**Brief**
Each line should be copied exactly.

Data items
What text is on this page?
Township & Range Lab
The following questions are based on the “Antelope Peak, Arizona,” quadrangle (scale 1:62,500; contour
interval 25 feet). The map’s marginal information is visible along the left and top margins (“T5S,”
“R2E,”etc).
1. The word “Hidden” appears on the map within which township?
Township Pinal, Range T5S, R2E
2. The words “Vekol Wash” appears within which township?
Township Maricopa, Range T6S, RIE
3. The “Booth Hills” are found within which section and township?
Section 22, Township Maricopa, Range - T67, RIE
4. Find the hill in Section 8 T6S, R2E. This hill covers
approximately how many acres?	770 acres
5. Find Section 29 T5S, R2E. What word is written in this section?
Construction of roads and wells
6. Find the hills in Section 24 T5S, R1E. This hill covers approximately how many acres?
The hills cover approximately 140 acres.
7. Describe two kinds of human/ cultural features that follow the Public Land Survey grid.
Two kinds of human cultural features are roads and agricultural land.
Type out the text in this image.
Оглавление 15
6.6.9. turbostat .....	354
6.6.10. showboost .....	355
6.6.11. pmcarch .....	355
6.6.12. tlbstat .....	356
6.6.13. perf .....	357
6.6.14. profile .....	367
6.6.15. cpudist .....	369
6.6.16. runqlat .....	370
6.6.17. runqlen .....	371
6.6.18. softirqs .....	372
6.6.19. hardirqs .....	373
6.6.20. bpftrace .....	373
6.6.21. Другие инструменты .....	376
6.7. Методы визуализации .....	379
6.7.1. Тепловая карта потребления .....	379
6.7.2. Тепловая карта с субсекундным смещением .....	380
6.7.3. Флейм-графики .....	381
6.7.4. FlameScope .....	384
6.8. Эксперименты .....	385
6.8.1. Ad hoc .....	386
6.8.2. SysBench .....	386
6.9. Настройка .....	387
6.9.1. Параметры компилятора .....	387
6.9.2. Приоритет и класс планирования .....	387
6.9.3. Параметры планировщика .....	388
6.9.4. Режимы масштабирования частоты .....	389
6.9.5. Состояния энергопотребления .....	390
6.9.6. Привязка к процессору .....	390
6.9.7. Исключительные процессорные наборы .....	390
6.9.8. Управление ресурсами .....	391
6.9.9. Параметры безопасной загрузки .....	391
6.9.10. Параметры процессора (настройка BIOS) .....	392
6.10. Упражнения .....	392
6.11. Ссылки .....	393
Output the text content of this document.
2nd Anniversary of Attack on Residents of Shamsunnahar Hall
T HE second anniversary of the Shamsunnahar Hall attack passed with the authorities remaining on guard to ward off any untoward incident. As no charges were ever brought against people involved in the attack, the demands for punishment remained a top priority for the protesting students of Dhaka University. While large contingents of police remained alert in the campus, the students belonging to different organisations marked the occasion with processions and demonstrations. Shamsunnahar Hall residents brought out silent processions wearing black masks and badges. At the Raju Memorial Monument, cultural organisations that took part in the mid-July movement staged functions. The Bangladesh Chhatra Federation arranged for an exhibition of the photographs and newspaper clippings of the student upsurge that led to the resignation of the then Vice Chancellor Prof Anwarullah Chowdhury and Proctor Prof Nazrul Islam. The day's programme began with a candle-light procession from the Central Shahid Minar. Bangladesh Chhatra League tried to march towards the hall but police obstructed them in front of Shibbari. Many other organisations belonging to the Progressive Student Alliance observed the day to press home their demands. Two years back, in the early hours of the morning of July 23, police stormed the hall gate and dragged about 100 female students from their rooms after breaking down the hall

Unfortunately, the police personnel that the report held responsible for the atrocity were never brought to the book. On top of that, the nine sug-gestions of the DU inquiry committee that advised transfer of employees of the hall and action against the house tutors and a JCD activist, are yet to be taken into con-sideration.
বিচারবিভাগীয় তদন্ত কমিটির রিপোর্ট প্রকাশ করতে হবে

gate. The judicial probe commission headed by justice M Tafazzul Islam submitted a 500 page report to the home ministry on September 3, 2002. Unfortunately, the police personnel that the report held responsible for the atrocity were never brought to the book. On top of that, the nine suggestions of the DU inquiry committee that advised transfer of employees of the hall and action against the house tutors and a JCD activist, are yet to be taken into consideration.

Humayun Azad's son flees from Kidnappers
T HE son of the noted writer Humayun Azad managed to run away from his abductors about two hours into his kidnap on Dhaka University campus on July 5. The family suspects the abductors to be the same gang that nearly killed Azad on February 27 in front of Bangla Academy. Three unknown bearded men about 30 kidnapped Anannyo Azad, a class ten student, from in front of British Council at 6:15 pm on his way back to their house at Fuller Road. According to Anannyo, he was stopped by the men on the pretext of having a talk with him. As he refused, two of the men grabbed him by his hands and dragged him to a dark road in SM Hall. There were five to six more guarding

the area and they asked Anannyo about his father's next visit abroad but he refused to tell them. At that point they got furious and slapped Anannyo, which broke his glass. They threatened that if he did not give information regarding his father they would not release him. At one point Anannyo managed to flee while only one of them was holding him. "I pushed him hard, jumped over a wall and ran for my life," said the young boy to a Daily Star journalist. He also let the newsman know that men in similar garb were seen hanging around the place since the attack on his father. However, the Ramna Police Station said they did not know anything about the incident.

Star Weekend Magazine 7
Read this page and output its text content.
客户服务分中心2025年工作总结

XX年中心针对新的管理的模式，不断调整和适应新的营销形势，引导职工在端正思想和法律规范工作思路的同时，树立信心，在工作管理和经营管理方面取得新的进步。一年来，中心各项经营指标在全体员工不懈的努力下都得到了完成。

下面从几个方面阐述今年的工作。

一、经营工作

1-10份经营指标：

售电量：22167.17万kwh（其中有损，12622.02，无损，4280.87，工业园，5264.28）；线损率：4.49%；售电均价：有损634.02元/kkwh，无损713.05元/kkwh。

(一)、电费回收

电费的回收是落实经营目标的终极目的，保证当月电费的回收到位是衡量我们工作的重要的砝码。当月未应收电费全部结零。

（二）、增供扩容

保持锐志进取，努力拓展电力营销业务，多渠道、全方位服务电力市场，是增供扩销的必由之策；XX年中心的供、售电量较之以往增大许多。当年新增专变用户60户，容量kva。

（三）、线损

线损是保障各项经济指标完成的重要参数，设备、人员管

**Answer to this problem**
What text is on this page?
Township & Range Lab
The following questions are based on the “Antelope Peak, Arizona,” quadrangle (scale 1:62,500; contour
interval 25 feet). The map’s marginal information is visible along the left and top margins (“T5S,”
“R2E,”etc).
1. The word “Hidden” appears on the map within which township?
Township Pinal, Range T5S, R2E
2. The words “Vekol Wash” appears within which township?
Township Maricopa, Range T6S, RIE
3. The “Booth Hills” are found within which section and township?
Section 22, Township Maricopa, Range - T67, RIE
4. Find the hill in Section 8 T6S, R2E. This hill covers
approximately how many acres?	770 acres
5. Find Section 29 T5S, R2E. What word is written in this section?
Construction of roads and wells
6. Find the hills in Section 24 T5S, R1E. This hill covers approximately how many acres?
The hills cover approximately 140 acres.
7. Describe two kinds of human/ cultural features that follow the Public Land Survey grid.
Two kinds of human cultural features are roads and agricultural land.
Type out the text in this image.
Оглавление 15
6.6.9. turbostat .....	354
6.6.10. showboost .....	355
6.6.11. pmcarch .....	355
6.6.12. tlbstat .....	356
6.6.13. perf .....	357
6.6.14. profile .....	367
6.6.15. cpudist .....	369
6.6.16. runqlat .....	370
6.6.17. runqlen .....	371
6.6.18. softirqs .....	372
6.6.19. hardirqs .....	373
6.6.20. bpftrace .....	373
6.6.21. Другие инструменты .....	376
6.7. Методы визуализации .....	379
6.7.1. Тепловая карта потребления .....	379
6.7.2. Тепловая карта с субсекундным смещением .....	380
6.7.3. Флейм-графики .....	381
6.7.4. FlameScope .....	384
6.8. Эксперименты .....	385
6.8.1. Ad hoc .....	386
6.8.2. SysBench .....	386
6.9. Настройка .....	387
6.9.1. Параметры компилятора .....	387
6.9.2. Приоритет и класс планирования .....	387
6.9.3. Параметры планировщика .....	388
6.9.4. Режимы масштабирования частоты .....	389
6.9.5. Состояния энергопотребления .....	390
6.9.6. Привязка к процессору .....	390
6.9.7. Исключительные процессорные наборы .....	390
6.9.8. Управление ресурсами .....	391
6.9.9. Параметры безопасной загрузки .....	391
6.9.10. Параметры процессора (настройка BIOS) .....	392
6.10. Упражнения .....	392
6.11. Ссылки .....	393
Output the text content of this document.
2nd Anniversary of Attack on Residents of Shamsunnahar Hall
T HE second anniversary of the Shamsunnahar Hall attack passed with the authorities remaining on guard to ward off any untoward incident. As no charges were ever brought against people involved in the attack, the demands for punishment remained a top priority for the protesting students of Dhaka University. While large contingents of police remained alert in the campus, the students belonging to different organisations marked the occasion with processions and demonstrations. Shamsunnahar Hall residents brought out silent processions wearing black masks and badges. At the Raju Memorial Monument, cultural organisations that took part in the mid-July movement staged functions. The Bangladesh Chhatra Federation arranged for an exhibition of the photographs and newspaper clippings of the student upsurge that led to the resignation of the then Vice Chancellor Prof Anwarullah Chowdhury and Proctor Prof Nazrul Islam. The day's programme began with a candle-light procession from the Central Shahid Minar. Bangladesh Chhatra League tried to march towards the hall but police obstructed them in front of Shibbari. Many other organisations belonging to the Progressive Student Alliance observed the day to press home their demands. Two years back, in the early hours of the morning of July 23, police stormed the hall gate and dragged about 100 female students from their rooms after breaking down the hall

Unfortunately, the police personnel that the report held responsible for the atrocity were never brought to the book. On top of that, the nine sug-gestions of the DU inquiry committee that advised transfer of employees of the hall and action against the house tutors and a JCD activist, are yet to be taken into con-sideration.
বিচারবিভাগীয় তদন্ত কমিটির রিপোর্ট প্রকাশ করতে হবে

gate. The judicial probe commission headed by justice M Tafazzul Islam submitted a 500 page report to the home ministry on September 3, 2002. Unfortunately, the police personnel that the report held responsible for the atrocity were never brought to the book. On top of that, the nine suggestions of the DU inquiry committee that advised transfer of employees of the hall and action against the house tutors and a JCD activist, are yet to be taken into consideration.

Humayun Azad's son flees from Kidnappers
T HE son of the noted writer Humayun Azad managed to run away from his abductors about two hours into his kidnap on Dhaka University campus on July 5. The family suspects the abductors to be the same gang that nearly killed Azad on February 27 in front of Bangla Academy. Three unknown bearded men about 30 kidnapped Anannyo Azad, a class ten student, from in front of British Council at 6:15 pm on his way back to their house at Fuller Road. According to Anannyo, he was stopped by the men on the pretext of having a talk with him. As he refused, two of the men grabbed him by his hands and dragged him to a dark road in SM Hall. There were five to six more guarding

the area and they asked Anannyo about his father's next visit abroad but he refused to tell them. At that point they got furious and slapped Anannyo, which broke his glass. They threatened that if he did not give information regarding his father they would not release him. At one point Anannyo managed to flee while only one of them was holding him. "I pushed him hard, jumped over a wall and ran for my life," said the young boy to a Daily Star journalist. He also let the newsman know that men in similar garb were seen hanging around the place since the attack on his father. However, the Ramna Police Station said they did not know anything about the incident.

Star Weekend Magazine 7
Read this page and output its text content.
客户服务分中心2025年工作总结

XX年中心针对新的管理的模式，不断调整和适应新的营销形势，引导职工在端正思想和法律规范工作思路的同时，树立信心，在工作管理和经营管理方面取得新的进步。一年来，中心各项经营指标在全体员工不懈的努力下都得到了完成。

下面从几个方面阐述今年的工作。

一、经营工作

1-10份经营指标：

售电量：22167.17万kwh（其中有损，12622.02，无损，4280.87，工业园，5264.28）；线损率：4.49%；售电均价：有损634.02元/kkwh，无损713.05元/kkwh。

(一)、电费回收

电费的回收是落实经营目标的终极目的，保证当月电费的回收到位是衡量我们工作的重要的砝码。当月未应收电费全部结零。

（二）、增供扩容

保持锐志进取，努力拓展电力营销业务，多渠道、全方位服务电力市场，是增供扩销的必由之策；XX年中心的供、售电量较之以往增大许多。当年新增专变用户60户，容量kva。

（三）、线损

线损是保障各项经济指标完成的重要参数，设备、人员管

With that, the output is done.